SHORT TASK:
In the material below, list every line carrying the string "values".

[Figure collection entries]
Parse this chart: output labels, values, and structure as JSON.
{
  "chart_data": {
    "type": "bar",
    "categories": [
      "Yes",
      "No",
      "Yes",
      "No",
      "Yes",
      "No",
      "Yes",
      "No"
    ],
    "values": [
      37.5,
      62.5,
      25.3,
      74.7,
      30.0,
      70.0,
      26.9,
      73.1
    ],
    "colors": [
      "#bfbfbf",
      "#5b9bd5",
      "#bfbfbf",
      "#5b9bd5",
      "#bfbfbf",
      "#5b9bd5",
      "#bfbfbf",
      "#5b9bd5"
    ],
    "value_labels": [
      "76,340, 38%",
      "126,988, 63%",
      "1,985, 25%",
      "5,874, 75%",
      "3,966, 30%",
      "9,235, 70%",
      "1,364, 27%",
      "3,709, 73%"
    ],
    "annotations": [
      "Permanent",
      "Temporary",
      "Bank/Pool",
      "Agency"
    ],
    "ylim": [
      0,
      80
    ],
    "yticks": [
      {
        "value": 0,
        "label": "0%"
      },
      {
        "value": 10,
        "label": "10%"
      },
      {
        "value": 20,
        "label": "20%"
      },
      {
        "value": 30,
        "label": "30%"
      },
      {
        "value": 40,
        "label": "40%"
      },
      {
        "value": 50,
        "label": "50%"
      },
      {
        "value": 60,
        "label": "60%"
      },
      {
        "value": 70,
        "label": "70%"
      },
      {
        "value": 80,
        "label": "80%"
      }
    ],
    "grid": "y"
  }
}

FINISHED TASK:
Parse this chart: output labels, values, and structure as JSON.
    "values": [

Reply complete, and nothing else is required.